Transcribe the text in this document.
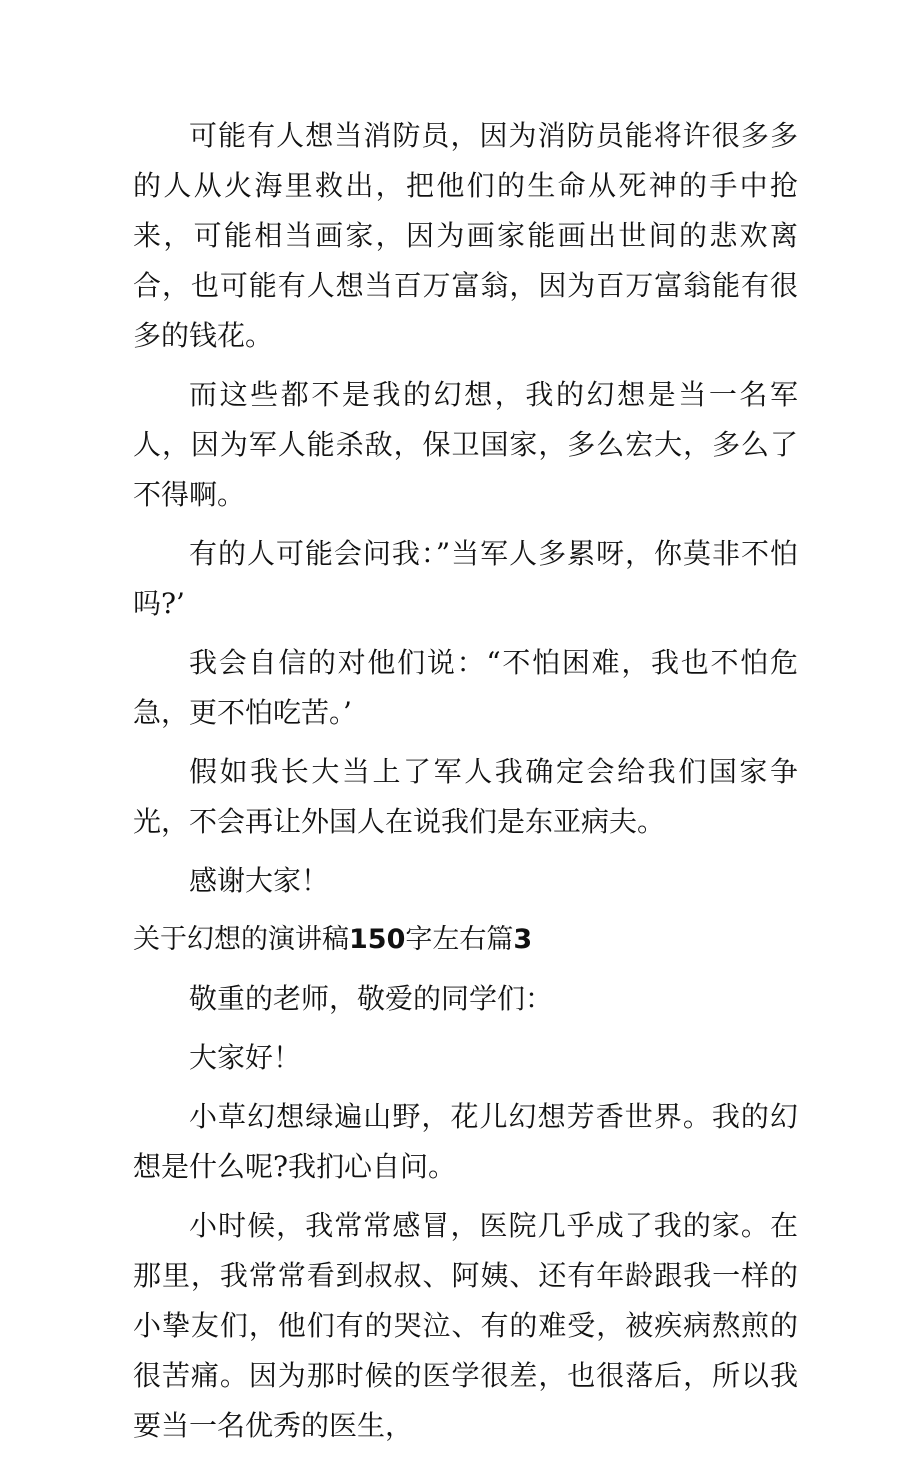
可能有人想当消防员，因为消防员能将许很多多的人从火海里救出，把他们的生命从死神的手中抢来，可能相当画家，因为画家能画出世间的悲欢离合，也可能有人想当百万富翁，因为百万富翁能有很多的钱花。

而这些都不是我的幻想，我的幻想是当一名军人，因为军人能杀敌，保卫国家，多么宏大，多么了不得啊。

有的人可能会问我：”当军人多累呀，你莫非不怕吗?’

我会自信的对他们说：“不怕困难，我也不怕危急，更不怕吃苦。’

假如我长大当上了军人我确定会给我们国家争光，不会再让外国人在说我们是东亚病夫。

感谢大家！

关于幻想的演讲稿150字左右篇3

敬重的老师，敬爱的同学们：

大家好！

小草幻想绿遍山野，花儿幻想芳香世界。我的幻想是什么呢?我扪心自问。

小时候，我常常感冒，医院几乎成了我的家。在那里，我常常看到叔叔、阿姨、还有年龄跟我一样的小挚友们，他们有的哭泣、有的难受，被疾病熬煎的很苦痛。因为那时候的医学很差，也很落后，所以我要当一名优秀的医生，
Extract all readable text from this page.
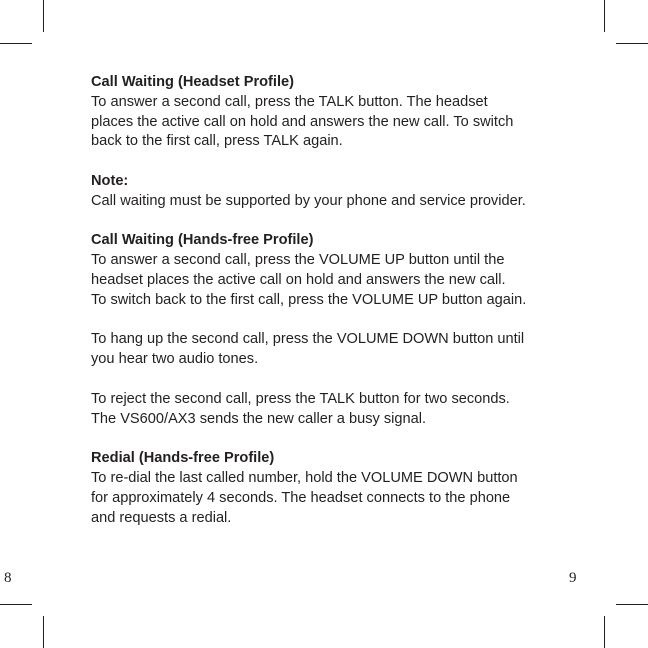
Call Waiting (Headset Profile)
To answer a second call, press the TALK button. The headset
places the active call on hold and answers the new call. To switch
back to the first call, press TALK again.
Note:
Call waiting must be supported by your phone and service provider.
Call Waiting (Hands-free Profile)
To answer a second call, press the VOLUME UP button until the
headset places the active call on hold and answers the new call.
To switch back to the first call, press the VOLUME UP button again.
To hang up the second call, press the VOLUME DOWN button until
you hear two audio tones.
To reject the second call, press the TALK button for two seconds.
The VS600/AX3 sends the new caller a busy signal.
Redial (Hands-free Profile)
To re-dial the last called number, hold the VOLUME DOWN button
for approximately 4 seconds. The headset connects to the phone
and requests a redial.
8	9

------------------------------------

• [Goal]: Give back every line exactly as it stands, pictures excluded.

• [Full answer]:
Transcribe the text in this document.
可能有人想当消防员，因为消防员能将许很多多的人从火海里救出，把他们的生命从死神的手中抢来，可能相当画家，因为画家能画出世间的悲欢离合，也可能有人想当百万富翁，因为百万富翁能有很多的钱花。

而这些都不是我的幻想，我的幻想是当一名军人，因为军人能杀敌，保卫国家，多么宏大，多么了不得啊。

有的人可能会问我：”当军人多累呀，你莫非不怕吗?’

我会自信的对他们说：“不怕困难，我也不怕危急，更不怕吃苦。’

假如我长大当上了军人我确定会给我们国家争光，不会再让外国人在说我们是东亚病夫。

感谢大家！

关于幻想的演讲稿150字左右篇3

敬重的老师，敬爱的同学们：

大家好！

小草幻想绿遍山野，花儿幻想芳香世界。我的幻想是什么呢?我扪心自问。

小时候，我常常感冒，医院几乎成了我的家。在那里，我常常看到叔叔、阿姨、还有年龄跟我一样的小挚友们，他们有的哭泣、有的难受，被疾病熬煎的很苦痛。因为那时候的医学很差，也很落后，所以我要当一名优秀的医生，
Extract all readable text from this page.
Call Waiting (Headset Profile)
To answer a second call, press the TALK button. The headset
places the active call on hold and answers the new call. To switch
back to the first call, press TALK again.
Note:
Call waiting must be supported by your phone and service provider.
Call Waiting (Hands-free Profile)
To answer a second call, press the VOLUME UP button until the
headset places the active call on hold and answers the new call.
To switch back to the first call, press the VOLUME UP button again.
To hang up the second call, press the VOLUME DOWN button until
you hear two audio tones.
To reject the second call, press the TALK button for two seconds.
The VS600/AX3 sends the new caller a busy signal.
Redial (Hands-free Profile)
To re-dial the last called number, hold the VOLUME DOWN button
for approximately 4 seconds. The headset connects to the phone
and requests a redial.
8	9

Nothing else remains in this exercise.